→ **Do this**
Copy the stretch of the two-head topper thread from "## MJC4 (Mar" through "to get into.", changing "ipad" to "tablet".

→ **Excerpt provided**
* * * *
# Two head topper planned.



## CV3 (Jan 30, 2014)

I can't draw but I can cut and paste. New topper project it will be carved in either butternut or Alaskan yellow cedar. Not sure yet. Butternut if I do not paint. If I am going to use paint for the feathers I will go with the cedar. The wood color will be great for the beak. I have much to do in the next few weeks so may not get started tell after Thanksgiving. And a light brown wash should do well on the bear.


----------



## RATTY (Oct 17, 2016)

wow , i cant wait to see the progress of this .


----------



## cobalt (Nov 14, 2013)

nice idea .like the eagle and bear.

certainly a different approach which is always good to see and think the contrasting colours should enhance the look


----------



## MJC4 (Mar 6, 2014)

A very cool concept! Looking forward to seeing it progress


----------



## Gloops (Jan 23, 2015)

Looks a good project Randy, cut / paste is a gerat way of working - I always work that way but use a app on my ipad called

Sketchbook Pro I find it invaluable for making patters it's versatility is amazing and not too difficult to get into.


----------



## LilysDad (Sep 25, 2014)

I see a First Nation idea in this. Perhaps you could do some symbols burned on the shaft as well.


----------



## Rodney (Jun 12, 2015)

Cool idea. Alaskan yellow cedar is a nice wood if you get the fine grained old growth stuff.

Rodney


----------
* * * *
→ **Stored records**
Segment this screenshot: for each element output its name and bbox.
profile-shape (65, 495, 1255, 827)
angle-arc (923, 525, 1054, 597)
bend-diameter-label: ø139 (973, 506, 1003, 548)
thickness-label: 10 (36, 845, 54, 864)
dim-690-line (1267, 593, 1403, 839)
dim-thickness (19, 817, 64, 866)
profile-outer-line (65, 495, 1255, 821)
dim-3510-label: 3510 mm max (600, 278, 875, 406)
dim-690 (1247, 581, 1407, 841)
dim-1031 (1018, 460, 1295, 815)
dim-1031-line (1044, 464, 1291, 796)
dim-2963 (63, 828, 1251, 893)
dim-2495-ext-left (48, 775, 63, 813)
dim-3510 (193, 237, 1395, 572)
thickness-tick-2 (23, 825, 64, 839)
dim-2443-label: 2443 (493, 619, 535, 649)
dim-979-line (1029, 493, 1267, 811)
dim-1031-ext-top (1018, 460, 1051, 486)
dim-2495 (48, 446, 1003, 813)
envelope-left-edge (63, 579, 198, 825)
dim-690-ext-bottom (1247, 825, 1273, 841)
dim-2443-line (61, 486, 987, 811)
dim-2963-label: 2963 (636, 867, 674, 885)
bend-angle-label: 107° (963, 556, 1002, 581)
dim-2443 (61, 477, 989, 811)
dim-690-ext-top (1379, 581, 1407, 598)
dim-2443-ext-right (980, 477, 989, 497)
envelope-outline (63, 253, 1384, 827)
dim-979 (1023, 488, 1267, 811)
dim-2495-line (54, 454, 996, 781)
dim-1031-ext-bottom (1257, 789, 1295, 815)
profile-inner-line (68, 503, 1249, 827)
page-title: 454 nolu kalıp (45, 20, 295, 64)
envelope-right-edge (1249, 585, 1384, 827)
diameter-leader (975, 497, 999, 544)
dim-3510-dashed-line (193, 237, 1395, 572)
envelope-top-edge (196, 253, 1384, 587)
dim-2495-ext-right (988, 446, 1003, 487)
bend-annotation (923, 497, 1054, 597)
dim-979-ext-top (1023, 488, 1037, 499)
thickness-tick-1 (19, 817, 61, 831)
* * * *
→ **Answer to this exercise**
## MJC4 (Mar 6, 2014)

A very cool concept! Looking forward to seeing it progress


----------



## Gloops (Jan 23, 2015)

Looks a good project Randy, cut / paste is a gerat way of working - I always work that way but use a app on my tablet called

Sketchbook Pro I find it invaluable for making patters it's versatility is amazing and not too difficult to get into.